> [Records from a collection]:
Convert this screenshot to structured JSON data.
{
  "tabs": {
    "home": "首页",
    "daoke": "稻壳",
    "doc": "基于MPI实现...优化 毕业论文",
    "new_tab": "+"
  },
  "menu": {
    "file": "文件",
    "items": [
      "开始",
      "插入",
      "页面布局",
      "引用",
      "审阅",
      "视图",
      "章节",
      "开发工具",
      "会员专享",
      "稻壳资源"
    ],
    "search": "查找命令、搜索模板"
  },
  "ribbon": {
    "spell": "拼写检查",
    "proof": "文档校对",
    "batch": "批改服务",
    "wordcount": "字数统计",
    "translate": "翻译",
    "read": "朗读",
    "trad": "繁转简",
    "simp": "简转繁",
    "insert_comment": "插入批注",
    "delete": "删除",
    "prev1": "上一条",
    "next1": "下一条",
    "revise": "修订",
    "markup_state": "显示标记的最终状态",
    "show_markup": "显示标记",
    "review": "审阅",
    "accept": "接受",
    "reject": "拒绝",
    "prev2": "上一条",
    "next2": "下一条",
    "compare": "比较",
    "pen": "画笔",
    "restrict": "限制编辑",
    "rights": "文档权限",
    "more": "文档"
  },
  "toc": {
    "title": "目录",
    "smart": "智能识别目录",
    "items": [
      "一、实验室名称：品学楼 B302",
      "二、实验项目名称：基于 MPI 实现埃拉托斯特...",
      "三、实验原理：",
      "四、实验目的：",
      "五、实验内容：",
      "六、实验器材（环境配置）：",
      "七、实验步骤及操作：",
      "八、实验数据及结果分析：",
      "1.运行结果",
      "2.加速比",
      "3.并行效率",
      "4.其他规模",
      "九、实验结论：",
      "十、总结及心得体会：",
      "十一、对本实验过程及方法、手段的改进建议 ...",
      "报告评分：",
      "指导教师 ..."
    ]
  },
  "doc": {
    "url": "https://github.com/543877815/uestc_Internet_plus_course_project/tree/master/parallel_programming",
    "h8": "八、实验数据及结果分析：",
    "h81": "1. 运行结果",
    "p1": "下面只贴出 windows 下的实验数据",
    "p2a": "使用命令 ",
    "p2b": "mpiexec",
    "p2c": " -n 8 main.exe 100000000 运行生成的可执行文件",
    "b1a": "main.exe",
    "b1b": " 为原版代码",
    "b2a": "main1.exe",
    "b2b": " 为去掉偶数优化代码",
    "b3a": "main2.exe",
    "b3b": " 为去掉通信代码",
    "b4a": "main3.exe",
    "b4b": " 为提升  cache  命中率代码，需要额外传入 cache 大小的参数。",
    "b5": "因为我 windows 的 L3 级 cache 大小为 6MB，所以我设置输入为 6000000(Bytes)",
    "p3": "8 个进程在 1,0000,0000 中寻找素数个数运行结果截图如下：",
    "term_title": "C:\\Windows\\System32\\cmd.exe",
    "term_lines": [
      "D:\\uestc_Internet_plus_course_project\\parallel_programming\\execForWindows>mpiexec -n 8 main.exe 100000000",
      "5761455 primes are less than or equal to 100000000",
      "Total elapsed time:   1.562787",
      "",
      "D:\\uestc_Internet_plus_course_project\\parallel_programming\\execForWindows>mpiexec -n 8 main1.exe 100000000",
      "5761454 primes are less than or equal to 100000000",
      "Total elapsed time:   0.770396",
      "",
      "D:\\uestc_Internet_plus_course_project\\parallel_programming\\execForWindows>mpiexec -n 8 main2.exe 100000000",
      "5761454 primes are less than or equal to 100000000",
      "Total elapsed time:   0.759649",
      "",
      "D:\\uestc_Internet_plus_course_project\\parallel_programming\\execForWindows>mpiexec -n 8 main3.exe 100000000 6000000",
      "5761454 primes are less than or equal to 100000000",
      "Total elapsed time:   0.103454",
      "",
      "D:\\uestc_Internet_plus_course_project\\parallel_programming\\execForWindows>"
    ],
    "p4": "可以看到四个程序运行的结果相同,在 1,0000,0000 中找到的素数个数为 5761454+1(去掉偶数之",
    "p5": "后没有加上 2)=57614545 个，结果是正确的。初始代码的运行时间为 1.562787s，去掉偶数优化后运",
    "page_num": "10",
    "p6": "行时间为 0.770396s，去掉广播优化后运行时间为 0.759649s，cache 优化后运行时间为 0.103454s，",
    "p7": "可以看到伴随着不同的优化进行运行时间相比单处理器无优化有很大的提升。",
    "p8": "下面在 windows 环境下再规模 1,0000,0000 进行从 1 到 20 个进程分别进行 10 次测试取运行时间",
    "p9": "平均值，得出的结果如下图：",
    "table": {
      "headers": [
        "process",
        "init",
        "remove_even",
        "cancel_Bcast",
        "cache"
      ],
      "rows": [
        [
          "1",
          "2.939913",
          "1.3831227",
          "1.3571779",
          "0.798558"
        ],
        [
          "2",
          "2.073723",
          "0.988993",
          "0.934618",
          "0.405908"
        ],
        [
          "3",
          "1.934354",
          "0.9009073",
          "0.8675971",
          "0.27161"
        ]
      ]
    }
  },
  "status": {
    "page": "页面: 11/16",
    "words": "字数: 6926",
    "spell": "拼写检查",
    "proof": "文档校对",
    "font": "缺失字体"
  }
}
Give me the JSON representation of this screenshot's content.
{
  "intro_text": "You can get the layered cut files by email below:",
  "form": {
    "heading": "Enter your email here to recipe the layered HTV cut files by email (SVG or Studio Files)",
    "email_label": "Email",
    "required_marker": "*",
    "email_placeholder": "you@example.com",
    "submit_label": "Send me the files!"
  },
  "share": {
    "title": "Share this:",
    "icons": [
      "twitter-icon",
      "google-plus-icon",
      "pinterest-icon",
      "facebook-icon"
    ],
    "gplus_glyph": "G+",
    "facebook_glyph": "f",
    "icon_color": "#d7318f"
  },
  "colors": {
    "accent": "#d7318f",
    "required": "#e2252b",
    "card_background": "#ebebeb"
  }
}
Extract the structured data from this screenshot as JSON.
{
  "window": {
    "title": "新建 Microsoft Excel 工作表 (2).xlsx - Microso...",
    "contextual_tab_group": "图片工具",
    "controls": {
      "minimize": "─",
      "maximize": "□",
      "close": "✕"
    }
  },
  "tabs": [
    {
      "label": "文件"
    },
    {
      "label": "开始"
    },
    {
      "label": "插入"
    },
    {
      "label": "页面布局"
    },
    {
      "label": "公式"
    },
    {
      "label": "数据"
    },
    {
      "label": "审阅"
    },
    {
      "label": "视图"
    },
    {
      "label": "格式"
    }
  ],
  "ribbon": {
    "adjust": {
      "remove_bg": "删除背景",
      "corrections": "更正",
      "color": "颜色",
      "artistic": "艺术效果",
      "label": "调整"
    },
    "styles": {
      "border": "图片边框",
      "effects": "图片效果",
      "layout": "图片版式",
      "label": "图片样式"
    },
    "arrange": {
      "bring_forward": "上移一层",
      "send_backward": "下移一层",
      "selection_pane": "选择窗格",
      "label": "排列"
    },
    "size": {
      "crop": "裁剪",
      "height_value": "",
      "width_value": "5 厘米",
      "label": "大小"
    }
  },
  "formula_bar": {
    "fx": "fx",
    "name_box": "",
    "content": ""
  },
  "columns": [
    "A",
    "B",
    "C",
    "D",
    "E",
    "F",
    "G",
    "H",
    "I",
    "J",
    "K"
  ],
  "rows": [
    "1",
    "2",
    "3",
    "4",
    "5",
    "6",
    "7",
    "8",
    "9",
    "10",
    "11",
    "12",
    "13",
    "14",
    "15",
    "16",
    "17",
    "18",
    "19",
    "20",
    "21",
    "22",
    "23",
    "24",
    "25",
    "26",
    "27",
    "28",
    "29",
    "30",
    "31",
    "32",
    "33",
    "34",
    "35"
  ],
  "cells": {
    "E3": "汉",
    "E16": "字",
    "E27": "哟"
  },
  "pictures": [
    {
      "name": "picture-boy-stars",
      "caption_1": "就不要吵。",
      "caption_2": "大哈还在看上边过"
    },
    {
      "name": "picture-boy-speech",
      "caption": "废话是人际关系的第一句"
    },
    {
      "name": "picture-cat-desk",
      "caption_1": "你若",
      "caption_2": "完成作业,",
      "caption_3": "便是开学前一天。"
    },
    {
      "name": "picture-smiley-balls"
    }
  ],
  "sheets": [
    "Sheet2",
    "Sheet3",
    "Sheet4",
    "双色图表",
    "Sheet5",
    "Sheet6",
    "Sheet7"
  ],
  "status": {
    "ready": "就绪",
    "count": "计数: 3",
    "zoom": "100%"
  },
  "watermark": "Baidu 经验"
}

> [WORK REQUIRED]:
Figure out how many lines of the data above include "elapsed", then give the number and nothing more.

> [EXPECTED ANSWER]:
4